Listed entries:
-- Start --

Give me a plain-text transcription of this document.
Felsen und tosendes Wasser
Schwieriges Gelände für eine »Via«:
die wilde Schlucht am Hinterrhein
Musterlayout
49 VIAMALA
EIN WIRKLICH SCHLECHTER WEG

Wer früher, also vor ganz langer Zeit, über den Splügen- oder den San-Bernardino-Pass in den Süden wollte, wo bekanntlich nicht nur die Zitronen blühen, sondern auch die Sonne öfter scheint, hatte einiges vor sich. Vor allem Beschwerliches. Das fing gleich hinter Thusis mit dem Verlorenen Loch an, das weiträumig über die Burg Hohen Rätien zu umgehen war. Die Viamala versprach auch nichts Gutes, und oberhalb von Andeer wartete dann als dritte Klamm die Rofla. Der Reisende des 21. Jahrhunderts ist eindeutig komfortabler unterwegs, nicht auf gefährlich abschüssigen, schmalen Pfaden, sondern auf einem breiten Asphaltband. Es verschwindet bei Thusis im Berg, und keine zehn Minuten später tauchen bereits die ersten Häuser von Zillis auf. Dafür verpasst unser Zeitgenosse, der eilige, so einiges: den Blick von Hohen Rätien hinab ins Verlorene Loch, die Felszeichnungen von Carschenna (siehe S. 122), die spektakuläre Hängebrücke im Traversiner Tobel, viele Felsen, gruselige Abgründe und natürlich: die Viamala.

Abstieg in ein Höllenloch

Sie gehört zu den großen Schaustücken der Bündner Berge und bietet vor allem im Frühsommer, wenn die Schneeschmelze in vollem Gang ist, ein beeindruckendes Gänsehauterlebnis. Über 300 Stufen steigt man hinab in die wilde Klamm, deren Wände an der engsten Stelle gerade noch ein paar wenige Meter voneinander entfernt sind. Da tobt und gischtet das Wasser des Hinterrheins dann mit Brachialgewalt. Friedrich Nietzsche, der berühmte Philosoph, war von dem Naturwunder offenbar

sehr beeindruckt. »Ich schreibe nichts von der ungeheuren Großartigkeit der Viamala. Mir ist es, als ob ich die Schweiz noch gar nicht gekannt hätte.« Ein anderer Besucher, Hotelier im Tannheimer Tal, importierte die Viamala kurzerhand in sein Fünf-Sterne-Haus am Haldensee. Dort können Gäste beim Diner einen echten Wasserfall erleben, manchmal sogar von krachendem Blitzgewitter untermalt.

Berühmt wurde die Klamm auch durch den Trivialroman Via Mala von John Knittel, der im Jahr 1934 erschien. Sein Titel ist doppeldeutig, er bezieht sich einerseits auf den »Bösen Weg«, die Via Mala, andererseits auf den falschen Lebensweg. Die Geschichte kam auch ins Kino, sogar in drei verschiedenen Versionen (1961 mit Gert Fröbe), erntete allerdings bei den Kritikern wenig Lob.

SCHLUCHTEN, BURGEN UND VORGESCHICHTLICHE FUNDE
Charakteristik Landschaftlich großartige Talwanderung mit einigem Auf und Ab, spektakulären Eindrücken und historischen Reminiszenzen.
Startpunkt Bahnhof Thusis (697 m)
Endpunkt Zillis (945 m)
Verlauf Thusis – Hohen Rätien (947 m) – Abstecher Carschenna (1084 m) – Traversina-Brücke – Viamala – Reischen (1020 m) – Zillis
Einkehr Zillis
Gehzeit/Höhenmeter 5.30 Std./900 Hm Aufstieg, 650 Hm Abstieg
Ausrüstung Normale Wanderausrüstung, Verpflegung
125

-- End --

Tell how many lines in the material contain the word "wilde". Only the number is wanted.

Exercise solution:
2